STATED GOAL: Copy each line below that contains "points".

INPUT RECORDS:
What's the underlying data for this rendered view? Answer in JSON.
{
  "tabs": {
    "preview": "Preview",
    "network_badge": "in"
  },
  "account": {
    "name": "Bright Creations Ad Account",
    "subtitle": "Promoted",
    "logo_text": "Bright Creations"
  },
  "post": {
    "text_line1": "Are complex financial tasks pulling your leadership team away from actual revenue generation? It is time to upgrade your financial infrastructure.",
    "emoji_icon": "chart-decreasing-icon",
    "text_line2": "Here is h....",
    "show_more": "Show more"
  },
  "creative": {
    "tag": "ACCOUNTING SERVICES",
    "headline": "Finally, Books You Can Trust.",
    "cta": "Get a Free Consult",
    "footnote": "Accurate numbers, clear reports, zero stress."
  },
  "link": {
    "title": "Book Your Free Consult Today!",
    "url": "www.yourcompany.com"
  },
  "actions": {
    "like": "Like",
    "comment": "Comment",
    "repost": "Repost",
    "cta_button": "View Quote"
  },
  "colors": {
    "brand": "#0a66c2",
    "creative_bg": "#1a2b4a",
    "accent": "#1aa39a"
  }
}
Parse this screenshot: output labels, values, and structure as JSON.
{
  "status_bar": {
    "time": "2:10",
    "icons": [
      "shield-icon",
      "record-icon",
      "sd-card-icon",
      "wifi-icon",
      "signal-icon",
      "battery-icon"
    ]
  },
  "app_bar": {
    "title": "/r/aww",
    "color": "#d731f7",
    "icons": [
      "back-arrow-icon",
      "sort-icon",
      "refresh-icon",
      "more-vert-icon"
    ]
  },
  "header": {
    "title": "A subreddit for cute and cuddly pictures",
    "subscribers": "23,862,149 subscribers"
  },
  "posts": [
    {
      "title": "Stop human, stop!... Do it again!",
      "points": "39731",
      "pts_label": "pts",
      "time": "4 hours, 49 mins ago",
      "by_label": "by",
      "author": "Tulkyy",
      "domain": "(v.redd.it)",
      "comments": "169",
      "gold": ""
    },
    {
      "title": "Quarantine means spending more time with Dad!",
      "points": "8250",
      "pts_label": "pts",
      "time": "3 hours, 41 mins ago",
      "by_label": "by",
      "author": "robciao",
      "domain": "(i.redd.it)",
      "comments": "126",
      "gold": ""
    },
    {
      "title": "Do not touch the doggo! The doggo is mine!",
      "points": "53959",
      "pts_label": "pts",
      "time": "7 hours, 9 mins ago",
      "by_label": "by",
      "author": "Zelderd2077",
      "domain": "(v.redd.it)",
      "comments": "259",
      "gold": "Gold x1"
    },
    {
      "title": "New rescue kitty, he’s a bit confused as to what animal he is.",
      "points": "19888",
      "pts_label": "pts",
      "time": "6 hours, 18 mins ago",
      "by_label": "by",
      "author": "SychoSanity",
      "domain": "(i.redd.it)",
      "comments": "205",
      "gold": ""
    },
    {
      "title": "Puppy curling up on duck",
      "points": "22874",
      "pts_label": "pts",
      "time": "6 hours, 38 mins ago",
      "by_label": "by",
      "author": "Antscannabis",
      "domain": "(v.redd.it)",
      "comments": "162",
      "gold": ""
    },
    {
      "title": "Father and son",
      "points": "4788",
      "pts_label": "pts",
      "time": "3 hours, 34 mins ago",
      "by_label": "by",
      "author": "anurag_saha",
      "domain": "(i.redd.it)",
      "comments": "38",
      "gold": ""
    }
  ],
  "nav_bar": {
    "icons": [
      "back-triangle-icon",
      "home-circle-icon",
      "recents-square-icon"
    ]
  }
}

FULL ANSWER:
      "points": "39731",
      "points": "8250",
      "points": "53959",
      "points": "19888",
      "points": "22874",
      "points": "4788",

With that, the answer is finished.